» What to do: Gather every line in the records below that contains the word "从齐读到个人读".

» Recorded data:

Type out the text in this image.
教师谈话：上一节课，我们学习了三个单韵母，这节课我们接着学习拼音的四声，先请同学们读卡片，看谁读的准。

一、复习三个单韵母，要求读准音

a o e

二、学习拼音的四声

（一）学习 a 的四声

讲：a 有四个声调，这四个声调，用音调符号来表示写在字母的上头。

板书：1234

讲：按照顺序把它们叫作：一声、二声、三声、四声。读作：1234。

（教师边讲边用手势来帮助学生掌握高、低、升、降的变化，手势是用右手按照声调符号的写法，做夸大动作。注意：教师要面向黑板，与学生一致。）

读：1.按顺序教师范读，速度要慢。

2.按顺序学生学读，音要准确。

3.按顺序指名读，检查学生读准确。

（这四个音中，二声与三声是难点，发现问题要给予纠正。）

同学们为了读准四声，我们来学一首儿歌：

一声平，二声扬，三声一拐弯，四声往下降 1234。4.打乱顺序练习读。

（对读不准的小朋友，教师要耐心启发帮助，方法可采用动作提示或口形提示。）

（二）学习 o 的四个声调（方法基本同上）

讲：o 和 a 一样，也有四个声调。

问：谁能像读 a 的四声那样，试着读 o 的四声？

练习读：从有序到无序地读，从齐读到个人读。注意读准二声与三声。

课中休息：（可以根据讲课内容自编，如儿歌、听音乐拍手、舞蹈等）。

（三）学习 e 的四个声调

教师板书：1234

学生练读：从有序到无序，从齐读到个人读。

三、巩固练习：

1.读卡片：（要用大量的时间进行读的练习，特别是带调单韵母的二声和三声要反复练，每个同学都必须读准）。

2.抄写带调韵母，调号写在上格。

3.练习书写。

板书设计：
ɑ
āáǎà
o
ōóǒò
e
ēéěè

» Final result:
练习读：从有序到无序地读，从齐读到个人读。注意读准二声与三声。
学生练读：从有序到无序，从齐读到个人读。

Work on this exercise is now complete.